Problem details:
Reproduce all lines of the listing below in which the word "body" occurs.

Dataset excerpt
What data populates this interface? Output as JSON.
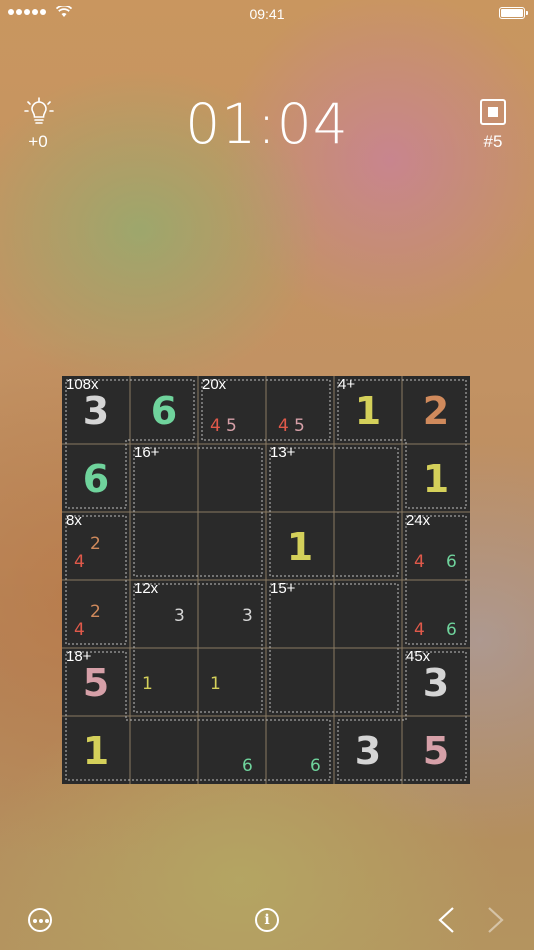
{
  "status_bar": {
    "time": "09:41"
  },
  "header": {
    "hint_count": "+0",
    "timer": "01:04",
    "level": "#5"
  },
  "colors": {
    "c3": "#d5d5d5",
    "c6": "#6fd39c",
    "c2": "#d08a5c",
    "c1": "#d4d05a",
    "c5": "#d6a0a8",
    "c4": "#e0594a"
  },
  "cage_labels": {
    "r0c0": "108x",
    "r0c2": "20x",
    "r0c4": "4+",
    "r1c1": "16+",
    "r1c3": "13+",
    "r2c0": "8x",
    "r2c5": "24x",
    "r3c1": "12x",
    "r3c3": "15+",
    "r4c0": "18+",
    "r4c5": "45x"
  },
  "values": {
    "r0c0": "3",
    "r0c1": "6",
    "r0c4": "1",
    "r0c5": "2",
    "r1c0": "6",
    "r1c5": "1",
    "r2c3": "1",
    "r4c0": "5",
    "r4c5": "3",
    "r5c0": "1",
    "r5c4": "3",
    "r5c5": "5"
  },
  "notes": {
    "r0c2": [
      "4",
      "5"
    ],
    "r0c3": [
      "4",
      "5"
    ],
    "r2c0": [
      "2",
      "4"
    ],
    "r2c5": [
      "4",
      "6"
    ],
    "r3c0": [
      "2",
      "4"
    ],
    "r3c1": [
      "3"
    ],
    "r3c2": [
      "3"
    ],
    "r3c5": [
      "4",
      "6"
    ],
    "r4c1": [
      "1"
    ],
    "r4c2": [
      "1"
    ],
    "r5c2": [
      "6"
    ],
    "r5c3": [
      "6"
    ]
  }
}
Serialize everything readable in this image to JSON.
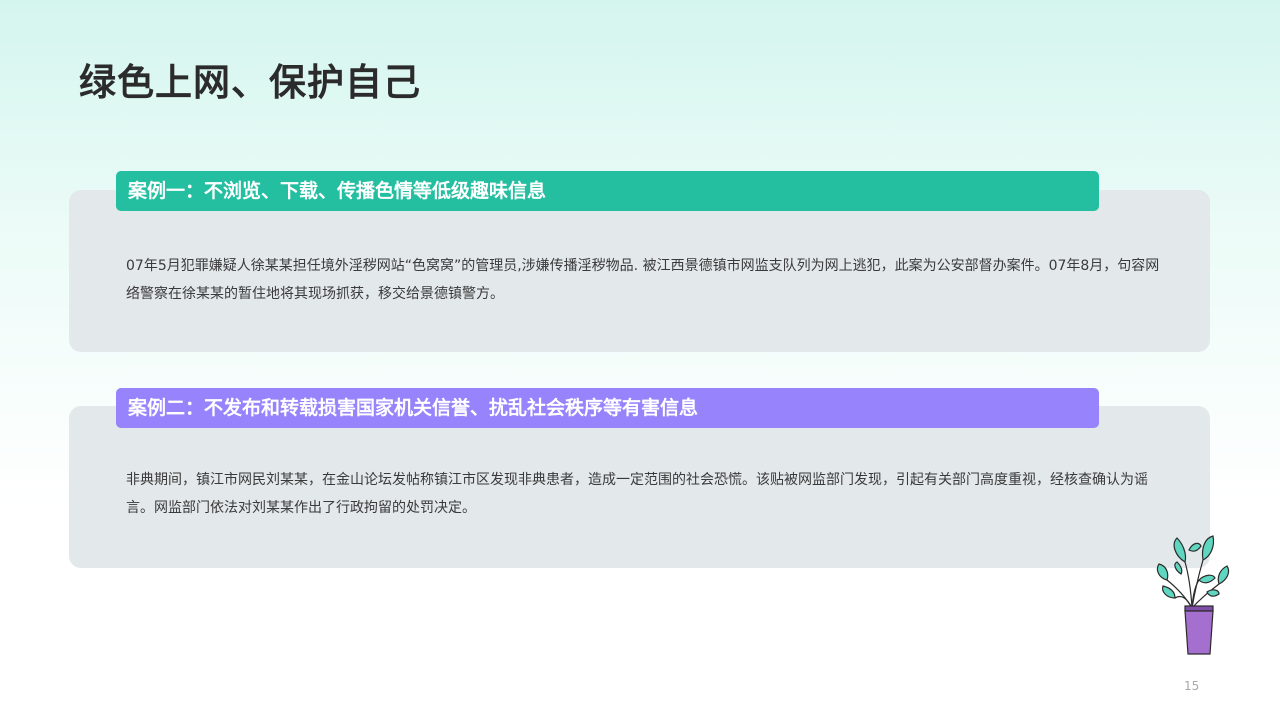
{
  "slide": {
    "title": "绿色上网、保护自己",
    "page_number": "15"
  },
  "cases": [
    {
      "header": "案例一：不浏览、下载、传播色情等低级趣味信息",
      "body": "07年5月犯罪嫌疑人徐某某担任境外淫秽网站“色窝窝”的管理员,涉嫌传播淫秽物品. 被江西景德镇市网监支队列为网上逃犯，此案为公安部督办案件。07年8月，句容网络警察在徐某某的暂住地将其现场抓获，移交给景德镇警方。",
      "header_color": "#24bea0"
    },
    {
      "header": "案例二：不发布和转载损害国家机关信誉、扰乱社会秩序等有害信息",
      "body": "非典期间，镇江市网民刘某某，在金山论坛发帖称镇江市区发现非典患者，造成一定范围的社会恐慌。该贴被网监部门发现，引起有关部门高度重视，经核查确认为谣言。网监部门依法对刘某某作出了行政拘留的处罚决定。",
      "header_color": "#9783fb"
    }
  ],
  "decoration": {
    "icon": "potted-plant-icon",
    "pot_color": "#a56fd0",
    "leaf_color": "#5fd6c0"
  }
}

Complete answer:
      "body": "07年5月犯罪嫌疑人徐某某担任境外淫秽网站“色窝窝”的管理员,涉嫌传播淫秽物品. 被江西景德镇市网监支队列为网上逃犯，此案为公安部督办案件。07年8月，句容网络警察在徐某某的暂住地将其现场抓获，移交给景德镇警方。",
      "body": "非典期间，镇江市网民刘某某，在金山论坛发帖称镇江市区发现非典患者，造成一定范围的社会恐慌。该贴被网监部门发现，引起有关部门高度重视，经核查确认为谣言。网监部门依法对刘某某作出了行政拘留的处罚决定。",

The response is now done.